◆ WHAT THE EXERCISE ASKS ◆
Please copy every one of the following lines character for character.

◆ GIVEN DATA ◆
——
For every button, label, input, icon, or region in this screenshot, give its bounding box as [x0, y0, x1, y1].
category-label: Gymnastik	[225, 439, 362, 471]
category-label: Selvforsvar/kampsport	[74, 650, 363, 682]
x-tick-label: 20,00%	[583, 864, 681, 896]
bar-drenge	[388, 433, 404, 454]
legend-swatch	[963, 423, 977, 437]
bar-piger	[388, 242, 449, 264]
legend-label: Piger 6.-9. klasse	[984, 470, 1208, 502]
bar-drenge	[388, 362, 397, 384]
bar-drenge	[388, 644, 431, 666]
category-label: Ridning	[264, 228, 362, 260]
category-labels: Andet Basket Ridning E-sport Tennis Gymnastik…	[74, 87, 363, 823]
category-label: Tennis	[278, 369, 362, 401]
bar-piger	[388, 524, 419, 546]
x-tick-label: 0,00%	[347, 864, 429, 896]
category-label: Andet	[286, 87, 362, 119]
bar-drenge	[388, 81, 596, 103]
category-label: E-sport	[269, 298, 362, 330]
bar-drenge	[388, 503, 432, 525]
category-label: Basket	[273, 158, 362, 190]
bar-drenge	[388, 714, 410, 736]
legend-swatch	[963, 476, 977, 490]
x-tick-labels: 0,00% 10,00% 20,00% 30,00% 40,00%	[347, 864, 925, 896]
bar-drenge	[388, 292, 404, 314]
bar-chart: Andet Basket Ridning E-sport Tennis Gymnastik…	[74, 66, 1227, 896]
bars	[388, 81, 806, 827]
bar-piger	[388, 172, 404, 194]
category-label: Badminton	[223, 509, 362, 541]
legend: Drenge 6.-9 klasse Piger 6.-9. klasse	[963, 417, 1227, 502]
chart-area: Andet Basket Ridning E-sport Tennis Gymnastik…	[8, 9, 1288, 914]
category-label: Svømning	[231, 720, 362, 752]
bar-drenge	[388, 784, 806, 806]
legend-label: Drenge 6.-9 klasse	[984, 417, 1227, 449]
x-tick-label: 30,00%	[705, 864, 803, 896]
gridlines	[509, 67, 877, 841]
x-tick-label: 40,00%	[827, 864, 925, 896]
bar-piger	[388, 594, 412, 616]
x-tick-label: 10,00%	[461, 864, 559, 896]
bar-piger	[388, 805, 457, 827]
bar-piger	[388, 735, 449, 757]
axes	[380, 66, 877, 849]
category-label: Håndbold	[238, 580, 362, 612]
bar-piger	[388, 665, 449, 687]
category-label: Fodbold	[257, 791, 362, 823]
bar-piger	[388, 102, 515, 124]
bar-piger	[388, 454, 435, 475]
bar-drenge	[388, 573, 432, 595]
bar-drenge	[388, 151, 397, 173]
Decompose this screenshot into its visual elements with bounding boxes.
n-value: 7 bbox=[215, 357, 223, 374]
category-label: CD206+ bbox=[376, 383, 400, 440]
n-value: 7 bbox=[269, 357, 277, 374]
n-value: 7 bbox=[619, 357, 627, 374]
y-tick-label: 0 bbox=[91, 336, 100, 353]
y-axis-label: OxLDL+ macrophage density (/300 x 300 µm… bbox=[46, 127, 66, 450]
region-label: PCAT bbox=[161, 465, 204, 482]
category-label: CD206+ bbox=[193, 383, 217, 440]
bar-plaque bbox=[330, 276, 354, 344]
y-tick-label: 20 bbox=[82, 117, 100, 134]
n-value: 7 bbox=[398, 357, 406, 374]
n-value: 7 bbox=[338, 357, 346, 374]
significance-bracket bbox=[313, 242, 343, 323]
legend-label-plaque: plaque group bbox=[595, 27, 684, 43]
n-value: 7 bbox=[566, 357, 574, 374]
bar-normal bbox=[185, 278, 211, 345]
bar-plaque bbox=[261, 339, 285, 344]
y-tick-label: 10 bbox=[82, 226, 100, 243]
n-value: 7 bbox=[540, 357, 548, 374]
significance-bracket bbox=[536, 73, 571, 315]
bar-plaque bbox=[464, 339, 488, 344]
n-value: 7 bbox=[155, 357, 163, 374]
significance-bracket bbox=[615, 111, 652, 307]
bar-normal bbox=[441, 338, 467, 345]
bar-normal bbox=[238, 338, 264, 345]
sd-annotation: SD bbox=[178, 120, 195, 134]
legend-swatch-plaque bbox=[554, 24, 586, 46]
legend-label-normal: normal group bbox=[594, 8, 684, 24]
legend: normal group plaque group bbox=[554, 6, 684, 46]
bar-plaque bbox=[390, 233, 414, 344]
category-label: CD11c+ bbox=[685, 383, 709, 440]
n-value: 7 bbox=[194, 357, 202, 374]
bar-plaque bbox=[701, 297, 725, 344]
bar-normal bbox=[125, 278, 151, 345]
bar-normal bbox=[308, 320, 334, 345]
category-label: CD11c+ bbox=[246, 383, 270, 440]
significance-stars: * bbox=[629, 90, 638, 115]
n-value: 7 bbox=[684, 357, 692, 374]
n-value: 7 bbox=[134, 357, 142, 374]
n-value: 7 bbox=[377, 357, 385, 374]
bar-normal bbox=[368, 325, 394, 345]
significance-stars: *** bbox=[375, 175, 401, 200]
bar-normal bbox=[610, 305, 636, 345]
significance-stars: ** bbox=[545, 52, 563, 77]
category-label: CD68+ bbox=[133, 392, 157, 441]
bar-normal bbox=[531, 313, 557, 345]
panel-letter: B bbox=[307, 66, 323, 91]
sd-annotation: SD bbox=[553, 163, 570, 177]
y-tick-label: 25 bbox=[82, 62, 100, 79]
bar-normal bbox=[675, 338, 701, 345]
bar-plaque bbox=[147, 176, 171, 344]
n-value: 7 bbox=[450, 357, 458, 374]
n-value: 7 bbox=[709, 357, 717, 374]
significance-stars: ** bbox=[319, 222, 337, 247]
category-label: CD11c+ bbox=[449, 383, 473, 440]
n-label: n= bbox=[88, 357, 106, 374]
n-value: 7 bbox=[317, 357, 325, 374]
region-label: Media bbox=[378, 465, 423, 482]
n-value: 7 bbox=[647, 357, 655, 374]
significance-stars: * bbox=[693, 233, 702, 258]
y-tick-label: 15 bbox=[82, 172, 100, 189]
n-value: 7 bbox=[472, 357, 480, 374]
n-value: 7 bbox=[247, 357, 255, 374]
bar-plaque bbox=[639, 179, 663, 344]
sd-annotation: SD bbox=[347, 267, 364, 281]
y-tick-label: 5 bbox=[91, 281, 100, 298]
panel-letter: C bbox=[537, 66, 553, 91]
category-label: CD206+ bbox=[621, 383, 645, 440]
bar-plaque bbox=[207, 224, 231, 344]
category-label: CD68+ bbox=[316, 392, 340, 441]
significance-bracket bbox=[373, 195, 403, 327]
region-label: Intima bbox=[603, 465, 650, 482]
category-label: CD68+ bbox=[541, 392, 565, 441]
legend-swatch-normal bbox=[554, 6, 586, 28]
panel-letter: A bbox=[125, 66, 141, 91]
——
◆ FINAL ANSWER ◆
For every button, label, input, icon, or region in this screenshot, give its bounding box as [x0, y0, x1, y1].
category-label: Gymnastik	[225, 439, 362, 471]
category-label: Selvforsvar/kampsport	[74, 650, 363, 682]
x-tick-label: 20,00%	[583, 864, 681, 896]
bar-drenge	[388, 433, 404, 454]
legend-swatch	[963, 423, 977, 437]
bar-piger	[388, 242, 449, 264]
legend-label: Piger 6.-9. klasse	[984, 470, 1208, 502]
bar-drenge	[388, 362, 397, 384]
bar-drenge	[388, 644, 431, 666]
category-label: Ridning	[264, 228, 362, 260]
category-labels: Andet Basket Ridning E-sport Tennis Gymnastik…	[74, 87, 363, 823]
category-label: Tennis	[278, 369, 362, 401]
bar-piger	[388, 524, 419, 546]
x-tick-label: 0,00%	[347, 864, 429, 896]
category-label: Andet	[286, 87, 362, 119]
bar-drenge	[388, 81, 596, 103]
category-label: E-sport	[269, 298, 362, 330]
bar-drenge	[388, 503, 432, 525]
category-label: Basket	[273, 158, 362, 190]
bar-drenge	[388, 714, 410, 736]
legend-swatch	[963, 476, 977, 490]
x-tick-labels: 0,00% 10,00% 20,00% 30,00% 40,00%	[347, 864, 925, 896]
bar-drenge	[388, 292, 404, 314]
bar-chart: Andet Basket Ridning E-sport Tennis Gymnastik…	[74, 66, 1227, 896]
bars	[388, 81, 806, 827]
bar-piger	[388, 172, 404, 194]
category-label: Badminton	[223, 509, 362, 541]
legend: Drenge 6.-9 klasse Piger 6.-9. klasse	[963, 417, 1227, 502]
chart-area: Andet Basket Ridning E-sport Tennis Gymnastik…	[8, 9, 1288, 914]
category-label: Svømning	[231, 720, 362, 752]
bar-drenge	[388, 784, 806, 806]
legend-label: Drenge 6.-9 klasse	[984, 417, 1227, 449]
x-tick-label: 30,00%	[705, 864, 803, 896]
gridlines	[509, 67, 877, 841]
x-tick-label: 40,00%	[827, 864, 925, 896]
bar-piger	[388, 594, 412, 616]
x-tick-label: 10,00%	[461, 864, 559, 896]
bar-piger	[388, 805, 457, 827]
bar-piger	[388, 735, 449, 757]
axes	[380, 66, 877, 849]
category-label: Håndbold	[238, 580, 362, 612]
bar-piger	[388, 665, 449, 687]
category-label: Fodbold	[257, 791, 362, 823]
bar-piger	[388, 102, 515, 124]
bar-piger	[388, 454, 435, 475]
bar-drenge	[388, 573, 432, 595]
bar-drenge	[388, 151, 397, 173]
Decompose this screenshot into its visual elements with bounding boxes.
n-value: 7 bbox=[215, 357, 223, 374]
category-label: CD206+ bbox=[376, 383, 400, 440]
n-value: 7 bbox=[269, 357, 277, 374]
n-value: 7 bbox=[619, 357, 627, 374]
y-tick-label: 0 bbox=[91, 336, 100, 353]
y-axis-label: OxLDL+ macrophage density (/300 x 300 µm… bbox=[46, 127, 66, 450]
region-label: PCAT bbox=[161, 465, 204, 482]
category-label: CD206+ bbox=[193, 383, 217, 440]
bar-plaque bbox=[330, 276, 354, 344]
y-tick-label: 20 bbox=[82, 117, 100, 134]
n-value: 7 bbox=[398, 357, 406, 374]
n-value: 7 bbox=[338, 357, 346, 374]
significance-bracket bbox=[313, 242, 343, 323]
legend-label-plaque: plaque group bbox=[595, 27, 684, 43]
n-value: 7 bbox=[566, 357, 574, 374]
bar-normal bbox=[185, 278, 211, 345]
bar-plaque bbox=[261, 339, 285, 344]
y-tick-label: 10 bbox=[82, 226, 100, 243]
n-value: 7 bbox=[540, 357, 548, 374]
significance-bracket bbox=[536, 73, 571, 315]
bar-plaque bbox=[464, 339, 488, 344]
n-value: 7 bbox=[155, 357, 163, 374]
significance-bracket bbox=[615, 111, 652, 307]
bar-normal bbox=[441, 338, 467, 345]
bar-normal bbox=[238, 338, 264, 345]
sd-annotation: SD bbox=[178, 120, 195, 134]
legend-swatch-plaque bbox=[554, 24, 586, 46]
legend-label-normal: normal group bbox=[594, 8, 684, 24]
legend: normal group plaque group bbox=[554, 6, 684, 46]
bar-plaque bbox=[390, 233, 414, 344]
category-label: CD11c+ bbox=[685, 383, 709, 440]
n-value: 7 bbox=[194, 357, 202, 374]
bar-plaque bbox=[701, 297, 725, 344]
bar-normal bbox=[125, 278, 151, 345]
bar-normal bbox=[308, 320, 334, 345]
category-label: CD11c+ bbox=[246, 383, 270, 440]
significance-stars: * bbox=[629, 90, 638, 115]
n-value: 7 bbox=[684, 357, 692, 374]
n-value: 7 bbox=[134, 357, 142, 374]
n-value: 7 bbox=[377, 357, 385, 374]
bar-normal bbox=[368, 325, 394, 345]
significance-stars: *** bbox=[375, 175, 401, 200]
bar-normal bbox=[610, 305, 636, 345]
significance-stars: ** bbox=[545, 52, 563, 77]
category-label: CD68+ bbox=[133, 392, 157, 441]
bar-normal bbox=[531, 313, 557, 345]
panel-letter: B bbox=[307, 66, 323, 91]
sd-annotation: SD bbox=[553, 163, 570, 177]
y-tick-label: 25 bbox=[82, 62, 100, 79]
bar-normal bbox=[675, 338, 701, 345]
bar-plaque bbox=[147, 176, 171, 344]
n-value: 7 bbox=[450, 357, 458, 374]
n-value: 7 bbox=[709, 357, 717, 374]
significance-stars: ** bbox=[319, 222, 337, 247]
category-label: CD11c+ bbox=[449, 383, 473, 440]
n-label: n= bbox=[88, 357, 106, 374]
n-value: 7 bbox=[317, 357, 325, 374]
region-label: Media bbox=[378, 465, 423, 482]
n-value: 7 bbox=[647, 357, 655, 374]
significance-stars: * bbox=[693, 233, 702, 258]
y-tick-label: 15 bbox=[82, 172, 100, 189]
n-value: 7 bbox=[472, 357, 480, 374]
n-value: 7 bbox=[247, 357, 255, 374]
bar-plaque bbox=[639, 179, 663, 344]
sd-annotation: SD bbox=[347, 267, 364, 281]
y-tick-label: 5 bbox=[91, 281, 100, 298]
panel-letter: C bbox=[537, 66, 553, 91]
category-label: CD206+ bbox=[621, 383, 645, 440]
bar-plaque bbox=[207, 224, 231, 344]
category-label: CD68+ bbox=[316, 392, 340, 441]
significance-bracket bbox=[373, 195, 403, 327]
region-label: Intima bbox=[603, 465, 650, 482]
category-label: CD68+ bbox=[541, 392, 565, 441]
legend-swatch-normal bbox=[554, 6, 586, 28]
panel-letter: A bbox=[125, 66, 141, 91]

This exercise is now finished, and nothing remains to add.